Exercise instructions — Pull every line holding the string "Delhi" from the records below.

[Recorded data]

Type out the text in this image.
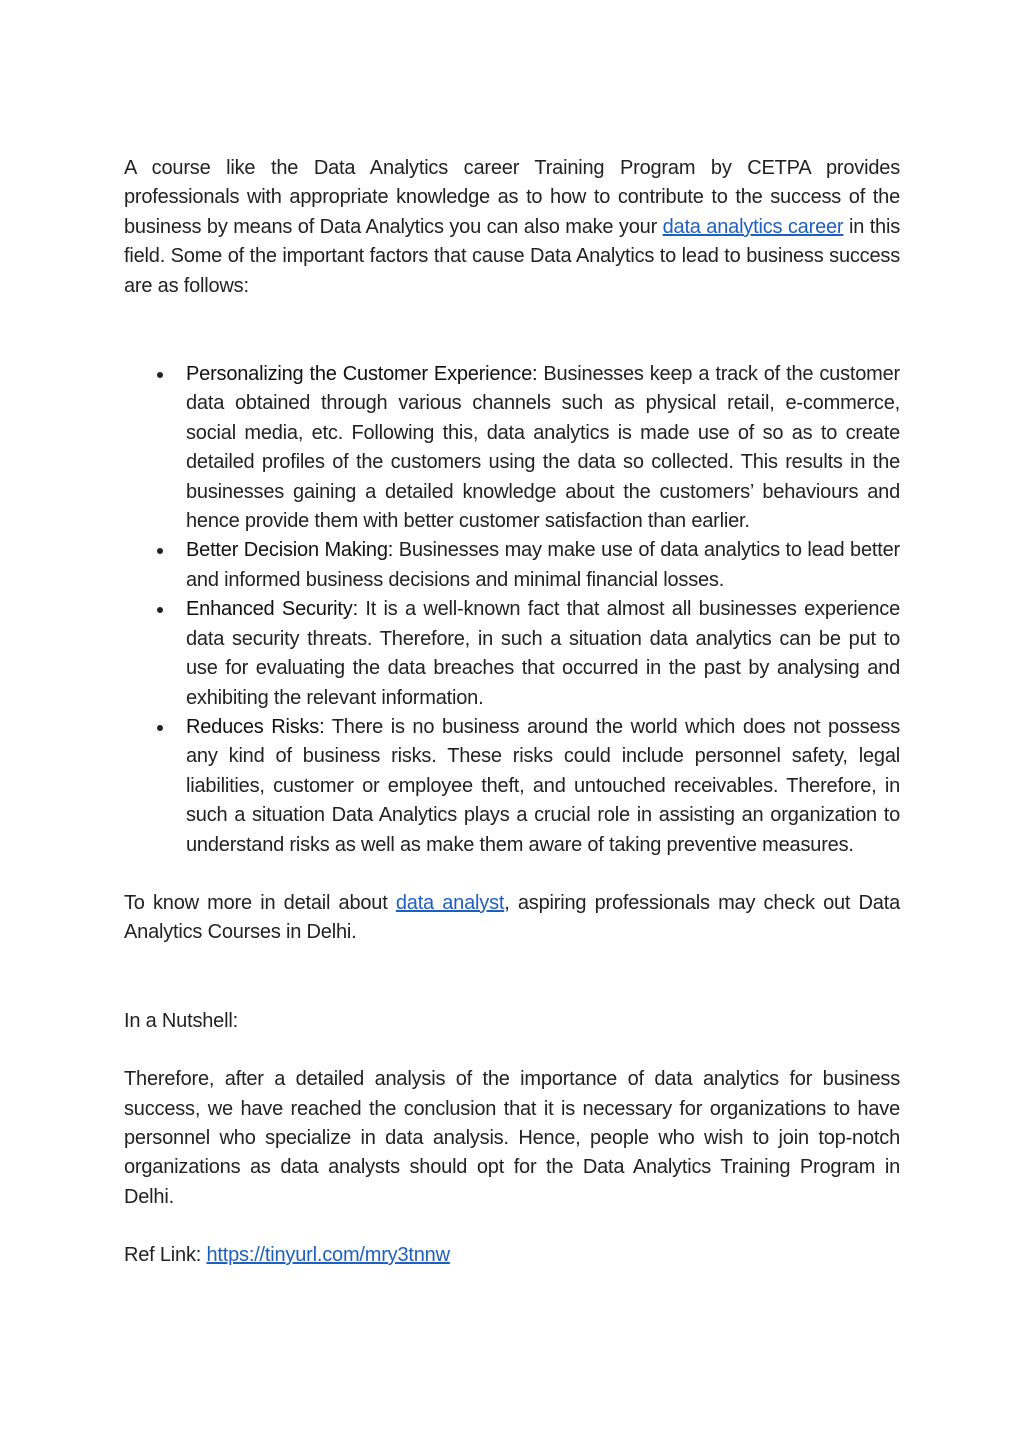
A course like the Data Analytics career Training Program by CETPA provides professionals with appropriate knowledge as to how to contribute to the success of the business by means of Data Analytics you can also make your data analytics career in this field. Some of the important factors that cause Data Analytics to lead to business success are as follows:

Personalizing the Customer Experience: Businesses keep a track of the customer data obtained through various channels such as physical retail, e-commerce, social media, etc. Following this, data analytics is made use of so as to create detailed profiles of the customers using the data so collected. This results in the businesses gaining a detailed knowledge about the customers’ behaviours and hence provide them with better customer satisfaction than earlier.
Better Decision Making: Businesses may make use of data analytics to lead better and informed business decisions and minimal financial losses.
Enhanced Security: It is a well-known fact that almost all businesses experience data security threats. Therefore, in such a situation data analytics can be put to use for evaluating the data breaches that occurred in the past by analysing and exhibiting the relevant information.
Reduces Risks: There is no business around the world which does not possess any kind of business risks. These risks could include personnel safety, legal liabilities, customer or employee theft, and untouched receivables. Therefore, in such a situation Data Analytics plays a crucial role in assisting an organization to understand risks as well as make them aware of taking preventive measures.

To know more in detail about data analyst, aspiring professionals may check out Data Analytics Courses in Delhi.

In a Nutshell:

Therefore, after a detailed analysis of the importance of data analytics for business success, we have reached the conclusion that it is necessary for organizations to have personnel who specialize in data analysis. Hence, people who wish to join top-notch organizations as data analysts should opt for the Data Analytics Training Program in Delhi.

Ref Link: https://tinyurl.com/mry3tnnw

Solution to the problem —
To know more in detail about data analyst, aspiring professionals may check out Data Analytics Courses in Delhi.
Therefore, after a detailed analysis of the importance of data analytics for business success, we have reached the conclusion that it is necessary for organizations to have personnel who specialize in data analysis. Hence, people who wish to join top-notch organizations as data analysts should opt for the Data Analytics Training Program in Delhi.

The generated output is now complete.